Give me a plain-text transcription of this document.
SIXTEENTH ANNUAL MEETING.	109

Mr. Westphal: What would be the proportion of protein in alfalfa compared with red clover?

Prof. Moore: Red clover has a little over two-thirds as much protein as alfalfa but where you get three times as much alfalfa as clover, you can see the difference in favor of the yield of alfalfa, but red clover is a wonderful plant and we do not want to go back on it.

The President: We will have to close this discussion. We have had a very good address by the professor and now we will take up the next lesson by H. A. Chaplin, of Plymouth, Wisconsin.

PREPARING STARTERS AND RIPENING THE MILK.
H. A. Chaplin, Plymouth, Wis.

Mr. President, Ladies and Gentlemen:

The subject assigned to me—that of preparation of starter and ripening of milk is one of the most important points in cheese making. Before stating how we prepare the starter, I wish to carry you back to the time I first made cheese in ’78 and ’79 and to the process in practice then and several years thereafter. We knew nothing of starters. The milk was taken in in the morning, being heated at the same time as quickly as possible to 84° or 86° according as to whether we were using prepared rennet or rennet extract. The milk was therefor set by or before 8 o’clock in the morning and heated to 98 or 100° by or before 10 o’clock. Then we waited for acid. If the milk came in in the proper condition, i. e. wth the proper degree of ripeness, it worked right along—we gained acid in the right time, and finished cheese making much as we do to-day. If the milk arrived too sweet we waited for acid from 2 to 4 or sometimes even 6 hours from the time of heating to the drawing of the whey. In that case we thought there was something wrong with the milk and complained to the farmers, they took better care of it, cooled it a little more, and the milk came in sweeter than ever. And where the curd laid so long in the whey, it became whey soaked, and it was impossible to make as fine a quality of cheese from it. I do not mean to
+---+
▶ [Required work] Repeat the material exactly. Every line should match.

▶ [Written answer]
Give me a plain-text transcription of this document.
SIXTEENTH ANNUAL MEETING.	109

Mr. Westphal: What would be the proportion of protein in alfalfa compared with red clover?

Prof. Moore: Red clover has a little over two-thirds as much protein as alfalfa but where you get three times as much alfalfa as clover, you can see the difference in favor of the yield of alfalfa, but red clover is a wonderful plant and we do not want to go back on it.

The President: We will have to close this discussion. We have had a very good address by the professor and now we will take up the next lesson by H. A. Chaplin, of Plymouth, Wisconsin.

PREPARING STARTERS AND RIPENING THE MILK.
H. A. Chaplin, Plymouth, Wis.

Mr. President, Ladies and Gentlemen:

The subject assigned to me—that of preparation of starter and ripening of milk is one of the most important points in cheese making. Before stating how we prepare the starter, I wish to carry you back to the time I first made cheese in ’78 and ’79 and to the process in practice then and several years thereafter. We knew nothing of starters. The milk was taken in in the morning, being heated at the same time as quickly as possible to 84° or 86° according as to whether we were using prepared rennet or rennet extract. The milk was therefor set by or before 8 o’clock in the morning and heated to 98 or 100° by or before 10 o’clock. Then we waited for acid. If the milk came in in the proper condition, i. e. wth the proper degree of ripeness, it worked right along—we gained acid in the right time, and finished cheese making much as we do to-day. If the milk arrived too sweet we waited for acid from 2 to 4 or sometimes even 6 hours from the time of heating to the drawing of the whey. In that case we thought there was something wrong with the milk and complained to the farmers, they took better care of it, cooled it a little more, and the milk came in sweeter than ever. And where the curd laid so long in the whey, it became whey soaked, and it was impossible to make as fine a quality of cheese from it. I do not mean to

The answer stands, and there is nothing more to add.